### Given instruction
Which lines include the word "CSDLQG"? Copy each of them.

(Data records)
>>

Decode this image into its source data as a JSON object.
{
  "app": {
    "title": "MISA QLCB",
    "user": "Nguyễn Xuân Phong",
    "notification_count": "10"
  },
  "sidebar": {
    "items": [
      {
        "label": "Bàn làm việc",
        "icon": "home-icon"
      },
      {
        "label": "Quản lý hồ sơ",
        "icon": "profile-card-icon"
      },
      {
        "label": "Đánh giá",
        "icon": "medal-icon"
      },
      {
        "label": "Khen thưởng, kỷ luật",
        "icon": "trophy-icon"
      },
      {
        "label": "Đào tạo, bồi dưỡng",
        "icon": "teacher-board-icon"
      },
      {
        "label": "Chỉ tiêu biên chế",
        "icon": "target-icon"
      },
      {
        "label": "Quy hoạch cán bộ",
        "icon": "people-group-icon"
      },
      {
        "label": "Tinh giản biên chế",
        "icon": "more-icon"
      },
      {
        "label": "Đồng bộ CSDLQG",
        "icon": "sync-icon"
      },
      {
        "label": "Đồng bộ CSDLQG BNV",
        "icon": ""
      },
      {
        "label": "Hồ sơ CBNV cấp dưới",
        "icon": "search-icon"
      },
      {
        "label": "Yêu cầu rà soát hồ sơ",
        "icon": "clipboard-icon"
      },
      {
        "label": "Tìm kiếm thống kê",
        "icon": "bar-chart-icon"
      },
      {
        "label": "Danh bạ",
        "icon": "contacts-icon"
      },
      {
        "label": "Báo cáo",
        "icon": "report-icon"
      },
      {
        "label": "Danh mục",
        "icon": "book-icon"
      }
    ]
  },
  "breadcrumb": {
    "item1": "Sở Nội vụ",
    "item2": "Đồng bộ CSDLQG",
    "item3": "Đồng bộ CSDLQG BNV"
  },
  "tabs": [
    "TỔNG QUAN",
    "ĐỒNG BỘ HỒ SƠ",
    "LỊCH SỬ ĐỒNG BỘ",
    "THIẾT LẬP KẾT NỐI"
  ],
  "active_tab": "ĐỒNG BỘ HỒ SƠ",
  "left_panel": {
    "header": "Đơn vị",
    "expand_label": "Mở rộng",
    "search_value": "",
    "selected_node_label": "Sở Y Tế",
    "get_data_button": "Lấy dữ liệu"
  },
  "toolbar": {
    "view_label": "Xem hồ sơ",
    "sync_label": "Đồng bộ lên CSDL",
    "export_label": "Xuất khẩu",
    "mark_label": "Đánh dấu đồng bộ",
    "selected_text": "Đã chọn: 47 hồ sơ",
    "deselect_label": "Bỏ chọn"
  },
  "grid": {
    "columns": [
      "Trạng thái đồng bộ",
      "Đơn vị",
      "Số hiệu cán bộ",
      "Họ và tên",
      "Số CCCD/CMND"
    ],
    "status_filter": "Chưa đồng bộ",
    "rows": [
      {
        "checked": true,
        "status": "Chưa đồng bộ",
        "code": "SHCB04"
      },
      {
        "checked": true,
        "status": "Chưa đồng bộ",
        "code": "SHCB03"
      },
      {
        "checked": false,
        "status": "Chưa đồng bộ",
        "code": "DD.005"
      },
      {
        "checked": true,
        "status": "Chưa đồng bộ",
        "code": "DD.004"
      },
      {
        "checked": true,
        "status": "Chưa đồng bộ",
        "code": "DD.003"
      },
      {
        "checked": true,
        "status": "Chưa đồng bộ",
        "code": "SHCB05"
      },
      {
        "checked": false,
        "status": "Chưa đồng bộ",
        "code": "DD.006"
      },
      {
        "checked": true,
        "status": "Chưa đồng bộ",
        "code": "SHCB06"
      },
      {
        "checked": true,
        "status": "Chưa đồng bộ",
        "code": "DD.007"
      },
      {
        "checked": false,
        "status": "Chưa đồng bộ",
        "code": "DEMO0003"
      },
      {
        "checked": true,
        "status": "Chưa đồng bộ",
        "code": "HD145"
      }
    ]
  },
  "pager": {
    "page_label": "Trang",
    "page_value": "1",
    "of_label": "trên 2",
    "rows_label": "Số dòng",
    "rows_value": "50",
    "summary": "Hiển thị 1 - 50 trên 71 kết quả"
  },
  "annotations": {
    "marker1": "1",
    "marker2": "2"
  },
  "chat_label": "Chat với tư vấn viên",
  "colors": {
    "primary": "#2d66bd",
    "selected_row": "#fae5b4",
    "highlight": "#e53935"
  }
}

<<
>>

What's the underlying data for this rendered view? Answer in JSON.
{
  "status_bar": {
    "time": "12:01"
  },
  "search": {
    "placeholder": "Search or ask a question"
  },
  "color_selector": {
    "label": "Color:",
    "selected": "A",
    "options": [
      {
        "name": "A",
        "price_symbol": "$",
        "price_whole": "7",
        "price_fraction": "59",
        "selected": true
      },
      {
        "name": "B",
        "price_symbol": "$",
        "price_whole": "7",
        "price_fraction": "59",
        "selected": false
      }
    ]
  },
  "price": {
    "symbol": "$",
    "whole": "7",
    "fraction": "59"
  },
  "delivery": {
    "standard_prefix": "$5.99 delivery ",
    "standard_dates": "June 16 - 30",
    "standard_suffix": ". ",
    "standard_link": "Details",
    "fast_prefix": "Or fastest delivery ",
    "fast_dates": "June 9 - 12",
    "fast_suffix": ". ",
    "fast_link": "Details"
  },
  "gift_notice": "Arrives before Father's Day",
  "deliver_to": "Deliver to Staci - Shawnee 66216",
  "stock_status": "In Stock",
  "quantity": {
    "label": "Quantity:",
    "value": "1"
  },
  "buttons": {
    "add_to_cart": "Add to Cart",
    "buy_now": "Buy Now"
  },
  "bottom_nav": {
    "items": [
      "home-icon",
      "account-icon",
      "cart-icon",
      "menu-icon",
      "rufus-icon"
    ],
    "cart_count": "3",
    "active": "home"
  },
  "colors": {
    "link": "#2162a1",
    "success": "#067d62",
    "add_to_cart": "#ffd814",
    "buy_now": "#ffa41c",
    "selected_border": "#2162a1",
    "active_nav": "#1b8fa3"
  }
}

<<

### Result for this exercise
        "label": "Đồng bộ CSDLQG",
        "label": "Đồng bộ CSDLQG BNV",
    "item2": "Đồng bộ CSDLQG",
    "item3": "Đồng bộ CSDLQG BNV"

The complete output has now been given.